** begin DATA SHOWN **

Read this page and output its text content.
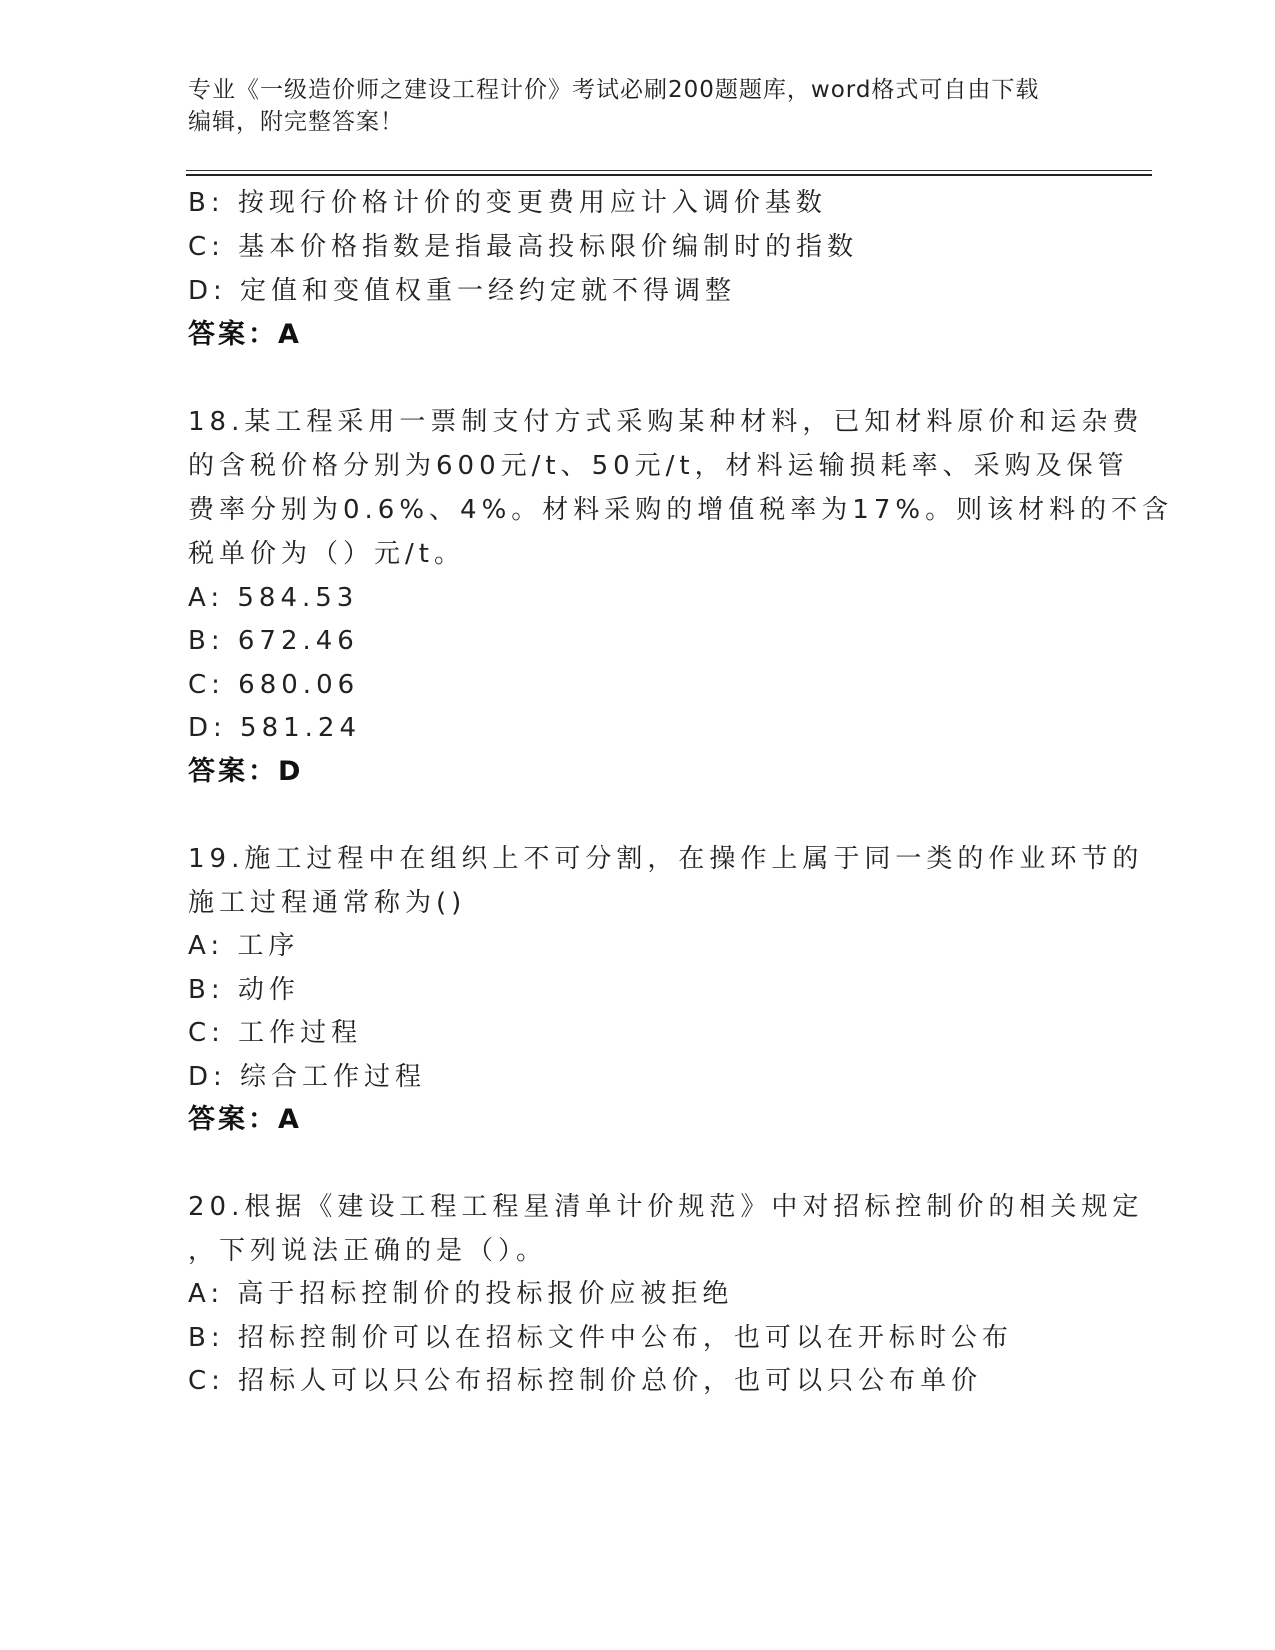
专业《一级造价师之建设工程计价》考试必刷200题题库，word格式可自由下载
编辑，附完整答案！
B: 按现行价格计价的变更费用应计入调价基数
C: 基本价格指数是指最高投标限价编制时的指数
D: 定值和变值权重一经约定就不得调整
答案：A
18.某工程采用一票制支付方式采购某种材料，已知材料原价和运杂费
的含税价格分别为600元/t、50元/t，材料运输损耗率、采购及保管
费率分别为0.6%、4%。材料采购的增值税率为17%。则该材料的不含
税单价为（）元/t。
A: 584.53
B: 672.46
C: 680.06
D: 581.24
答案：D
19.施工过程中在组织上不可分割，在操作上属于同一类的作业环节的
施工过程通常称为()
A: 工序
B: 动作
C: 工作过程
D: 综合工作过程
答案：A
20.根据《建设工程工程星清单计价规范》中对招标控制价的相关规定
，下列说法正确的是（）。
A: 高于招标控制价的投标报价应被拒绝
B: 招标控制价可以在招标文件中公布，也可以在开标时公布
C: 招标人可以只公布招标控制价总价，也可以只公布单价
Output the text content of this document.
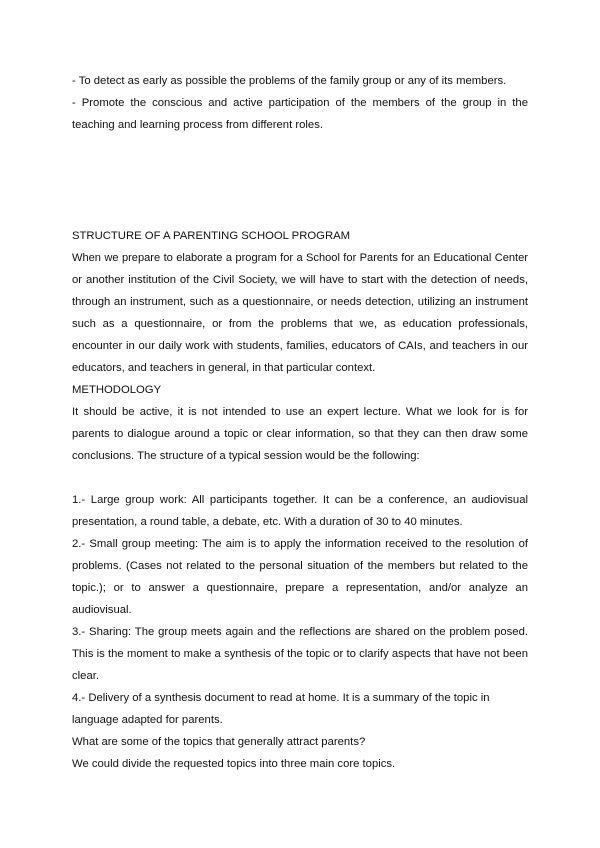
- To detect as early as possible the problems of the family group or any of its members.
- Promote the conscious and active participation of the members of the group in the
teaching and learning process from different roles.
STRUCTURE OF A PARENTING SCHOOL PROGRAM
When we prepare to elaborate a program for a School for Parents for an Educational Center
or another institution of the Civil Society, we will have to start with the detection of needs,
through an instrument, such as a questionnaire, or needs detection, utilizing an instrument
such as a questionnaire, or from the problems that we, as education professionals,
encounter in our daily work with students, families, educators of CAIs, and teachers in our
educators, and teachers in general, in that particular context.
METHODOLOGY
It should be active, it is not intended to use an expert lecture. What we look for is for
parents to dialogue around a topic or clear information, so that they can then draw some
conclusions. The structure of a typical session would be the following:
1.- Large group work: All participants together. It can be a conference, an audiovisual
presentation, a round table, a debate, etc. With a duration of 30 to 40 minutes.
2.- Small group meeting: The aim is to apply the information received to the resolution of
problems. (Cases not related to the personal situation of the members but related to the
topic.); or to answer a questionnaire, prepare a representation, and/or analyze an
audiovisual.
3.- Sharing: The group meets again and the reflections are shared on the problem posed.
This is the moment to make a synthesis of the topic or to clarify aspects that have not been
clear.
4.- Delivery of a synthesis document to read at home. It is a summary of the topic in
language adapted for parents.
What are some of the topics that generally attract parents?
We could divide the requested topics into three main core topics.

** end DATA SHOWN **

» **STATED TASK**: The records above need to be restated word for word, with the pictures left out.

» **EXPECTED ANSWER**:
Read this page and output its text content.
专业《一级造价师之建设工程计价》考试必刷200题题库，word格式可自由下载
编辑，附完整答案！
B: 按现行价格计价的变更费用应计入调价基数
C: 基本价格指数是指最高投标限价编制时的指数
D: 定值和变值权重一经约定就不得调整
答案：A
18.某工程采用一票制支付方式采购某种材料，已知材料原价和运杂费
的含税价格分别为600元/t、50元/t，材料运输损耗率、采购及保管
费率分别为0.6%、4%。材料采购的增值税率为17%。则该材料的不含
税单价为（）元/t。
A: 584.53
B: 672.46
C: 680.06
D: 581.24
答案：D
19.施工过程中在组织上不可分割，在操作上属于同一类的作业环节的
施工过程通常称为()
A: 工序
B: 动作
C: 工作过程
D: 综合工作过程
答案：A
20.根据《建设工程工程星清单计价规范》中对招标控制价的相关规定
，下列说法正确的是（）。
A: 高于招标控制价的投标报价应被拒绝
B: 招标控制价可以在招标文件中公布，也可以在开标时公布
C: 招标人可以只公布招标控制价总价，也可以只公布单价
Output the text content of this document.
- To detect as early as possible the problems of the family group or any of its members.
- Promote the conscious and active participation of the members of the group in the
teaching and learning process from different roles.
STRUCTURE OF A PARENTING SCHOOL PROGRAM
When we prepare to elaborate a program for a School for Parents for an Educational Center
or another institution of the Civil Society, we will have to start with the detection of needs,
through an instrument, such as a questionnaire, or needs detection, utilizing an instrument
such as a questionnaire, or from the problems that we, as education professionals,
encounter in our daily work with students, families, educators of CAIs, and teachers in our
educators, and teachers in general, in that particular context.
METHODOLOGY
It should be active, it is not intended to use an expert lecture. What we look for is for
parents to dialogue around a topic or clear information, so that they can then draw some
conclusions. The structure of a typical session would be the following:
1.- Large group work: All participants together. It can be a conference, an audiovisual
presentation, a round table, a debate, etc. With a duration of 30 to 40 minutes.
2.- Small group meeting: The aim is to apply the information received to the resolution of
problems. (Cases not related to the personal situation of the members but related to the
topic.); or to answer a questionnaire, prepare a representation, and/or analyze an
audiovisual.
3.- Sharing: The group meets again and the reflections are shared on the problem posed.
This is the moment to make a synthesis of the topic or to clarify aspects that have not been
clear.
4.- Delivery of a synthesis document to read at home. It is a summary of the topic in
language adapted for parents.
What are some of the topics that generally attract parents?
We could divide the requested topics into three main core topics.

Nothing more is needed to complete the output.